--- start of Extracted records ---

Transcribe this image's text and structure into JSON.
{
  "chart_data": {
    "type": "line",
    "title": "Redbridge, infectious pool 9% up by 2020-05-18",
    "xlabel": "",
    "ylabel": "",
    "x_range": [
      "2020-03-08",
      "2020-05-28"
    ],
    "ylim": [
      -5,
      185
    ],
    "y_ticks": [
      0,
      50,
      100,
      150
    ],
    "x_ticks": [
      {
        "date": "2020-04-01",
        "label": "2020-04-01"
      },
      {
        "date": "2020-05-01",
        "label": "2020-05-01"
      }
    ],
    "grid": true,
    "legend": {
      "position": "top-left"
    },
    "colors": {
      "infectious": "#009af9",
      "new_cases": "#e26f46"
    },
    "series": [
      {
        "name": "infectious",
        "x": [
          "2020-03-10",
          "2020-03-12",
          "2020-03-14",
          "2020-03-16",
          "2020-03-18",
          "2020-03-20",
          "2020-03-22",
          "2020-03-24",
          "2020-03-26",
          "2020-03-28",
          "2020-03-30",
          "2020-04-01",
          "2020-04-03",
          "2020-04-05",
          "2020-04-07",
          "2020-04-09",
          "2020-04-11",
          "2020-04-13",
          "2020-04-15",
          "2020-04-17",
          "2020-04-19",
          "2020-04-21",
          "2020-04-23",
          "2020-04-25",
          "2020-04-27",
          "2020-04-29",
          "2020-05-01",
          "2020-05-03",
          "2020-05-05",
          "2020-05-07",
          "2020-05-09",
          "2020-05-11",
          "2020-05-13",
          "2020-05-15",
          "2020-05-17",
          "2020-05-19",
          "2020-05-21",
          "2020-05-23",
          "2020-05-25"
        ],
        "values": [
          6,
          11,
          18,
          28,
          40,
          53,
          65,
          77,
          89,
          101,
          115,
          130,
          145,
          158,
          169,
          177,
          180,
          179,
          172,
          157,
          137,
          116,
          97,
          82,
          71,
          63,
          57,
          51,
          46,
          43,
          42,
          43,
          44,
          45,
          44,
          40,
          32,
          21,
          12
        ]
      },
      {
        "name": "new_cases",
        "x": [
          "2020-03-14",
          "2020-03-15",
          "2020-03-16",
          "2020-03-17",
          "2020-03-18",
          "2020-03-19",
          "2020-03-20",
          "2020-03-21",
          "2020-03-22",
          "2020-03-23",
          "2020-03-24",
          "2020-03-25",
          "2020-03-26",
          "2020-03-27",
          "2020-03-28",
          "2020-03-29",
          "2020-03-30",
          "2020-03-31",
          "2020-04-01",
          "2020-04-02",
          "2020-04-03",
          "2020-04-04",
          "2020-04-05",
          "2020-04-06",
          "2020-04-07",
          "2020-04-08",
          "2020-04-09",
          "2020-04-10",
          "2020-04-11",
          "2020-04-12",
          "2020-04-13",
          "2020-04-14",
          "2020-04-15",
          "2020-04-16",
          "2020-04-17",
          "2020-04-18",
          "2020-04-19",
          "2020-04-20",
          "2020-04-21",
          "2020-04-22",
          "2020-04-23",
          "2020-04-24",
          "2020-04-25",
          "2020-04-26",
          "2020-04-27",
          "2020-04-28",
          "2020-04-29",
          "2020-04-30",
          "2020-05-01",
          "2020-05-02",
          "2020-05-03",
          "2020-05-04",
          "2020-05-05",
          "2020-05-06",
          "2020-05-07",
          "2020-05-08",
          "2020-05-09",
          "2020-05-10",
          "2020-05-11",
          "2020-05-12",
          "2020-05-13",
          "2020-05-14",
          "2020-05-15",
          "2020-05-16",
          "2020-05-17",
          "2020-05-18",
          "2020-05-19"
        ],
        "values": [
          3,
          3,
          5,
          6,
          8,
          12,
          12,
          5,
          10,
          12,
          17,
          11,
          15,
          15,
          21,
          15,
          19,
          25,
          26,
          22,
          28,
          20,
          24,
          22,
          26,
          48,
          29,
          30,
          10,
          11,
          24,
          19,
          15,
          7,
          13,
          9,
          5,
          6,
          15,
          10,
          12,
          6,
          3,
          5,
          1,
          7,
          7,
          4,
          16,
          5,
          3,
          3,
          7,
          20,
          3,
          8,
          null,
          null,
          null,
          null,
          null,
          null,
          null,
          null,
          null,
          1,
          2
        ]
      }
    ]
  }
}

--- end of Extracted records ---

### Challenge
Repeat all the entries exactly as given.

### Solution below
Transcribe this image's text and structure into JSON.
{
  "chart_data": {
    "type": "line",
    "title": "Redbridge, infectious pool 9% up by 2020-05-18",
    "xlabel": "",
    "ylabel": "",
    "x_range": [
      "2020-03-08",
      "2020-05-28"
    ],
    "ylim": [
      -5,
      185
    ],
    "y_ticks": [
      0,
      50,
      100,
      150
    ],
    "x_ticks": [
      {
        "date": "2020-04-01",
        "label": "2020-04-01"
      },
      {
        "date": "2020-05-01",
        "label": "2020-05-01"
      }
    ],
    "grid": true,
    "legend": {
      "position": "top-left"
    },
    "colors": {
      "infectious": "#009af9",
      "new_cases": "#e26f46"
    },
    "series": [
      {
        "name": "infectious",
        "x": [
          "2020-03-10",
          "2020-03-12",
          "2020-03-14",
          "2020-03-16",
          "2020-03-18",
          "2020-03-20",
          "2020-03-22",
          "2020-03-24",
          "2020-03-26",
          "2020-03-28",
          "2020-03-30",
          "2020-04-01",
          "2020-04-03",
          "2020-04-05",
          "2020-04-07",
          "2020-04-09",
          "2020-04-11",
          "2020-04-13",
          "2020-04-15",
          "2020-04-17",
          "2020-04-19",
          "2020-04-21",
          "2020-04-23",
          "2020-04-25",
          "2020-04-27",
          "2020-04-29",
          "2020-05-01",
          "2020-05-03",
          "2020-05-05",
          "2020-05-07",
          "2020-05-09",
          "2020-05-11",
          "2020-05-13",
          "2020-05-15",
          "2020-05-17",
          "2020-05-19",
          "2020-05-21",
          "2020-05-23",
          "2020-05-25"
        ],
        "values": [
          6,
          11,
          18,
          28,
          40,
          53,
          65,
          77,
          89,
          101,
          115,
          130,
          145,
          158,
          169,
          177,
          180,
          179,
          172,
          157,
          137,
          116,
          97,
          82,
          71,
          63,
          57,
          51,
          46,
          43,
          42,
          43,
          44,
          45,
          44,
          40,
          32,
          21,
          12
        ]
      },
      {
        "name": "new_cases",
        "x": [
          "2020-03-14",
          "2020-03-15",
          "2020-03-16",
          "2020-03-17",
          "2020-03-18",
          "2020-03-19",
          "2020-03-20",
          "2020-03-21",
          "2020-03-22",
          "2020-03-23",
          "2020-03-24",
          "2020-03-25",
          "2020-03-26",
          "2020-03-27",
          "2020-03-28",
          "2020-03-29",
          "2020-03-30",
          "2020-03-31",
          "2020-04-01",
          "2020-04-02",
          "2020-04-03",
          "2020-04-04",
          "2020-04-05",
          "2020-04-06",
          "2020-04-07",
          "2020-04-08",
          "2020-04-09",
          "2020-04-10",
          "2020-04-11",
          "2020-04-12",
          "2020-04-13",
          "2020-04-14",
          "2020-04-15",
          "2020-04-16",
          "2020-04-17",
          "2020-04-18",
          "2020-04-19",
          "2020-04-20",
          "2020-04-21",
          "2020-04-22",
          "2020-04-23",
          "2020-04-24",
          "2020-04-25",
          "2020-04-26",
          "2020-04-27",
          "2020-04-28",
          "2020-04-29",
          "2020-04-30",
          "2020-05-01",
          "2020-05-02",
          "2020-05-03",
          "2020-05-04",
          "2020-05-05",
          "2020-05-06",
          "2020-05-07",
          "2020-05-08",
          "2020-05-09",
          "2020-05-10",
          "2020-05-11",
          "2020-05-12",
          "2020-05-13",
          "2020-05-14",
          "2020-05-15",
          "2020-05-16",
          "2020-05-17",
          "2020-05-18",
          "2020-05-19"
        ],
        "values": [
          3,
          3,
          5,
          6,
          8,
          12,
          12,
          5,
          10,
          12,
          17,
          11,
          15,
          15,
          21,
          15,
          19,
          25,
          26,
          22,
          28,
          20,
          24,
          22,
          26,
          48,
          29,
          30,
          10,
          11,
          24,
          19,
          15,
          7,
          13,
          9,
          5,
          6,
          15,
          10,
          12,
          6,
          3,
          5,
          1,
          7,
          7,
          4,
          16,
          5,
          3,
          3,
          7,
          20,
          3,
          8,
          null,
          null,
          null,
          null,
          null,
          null,
          null,
          null,
          null,
          1,
          2
        ]
      }
    ]
  }
}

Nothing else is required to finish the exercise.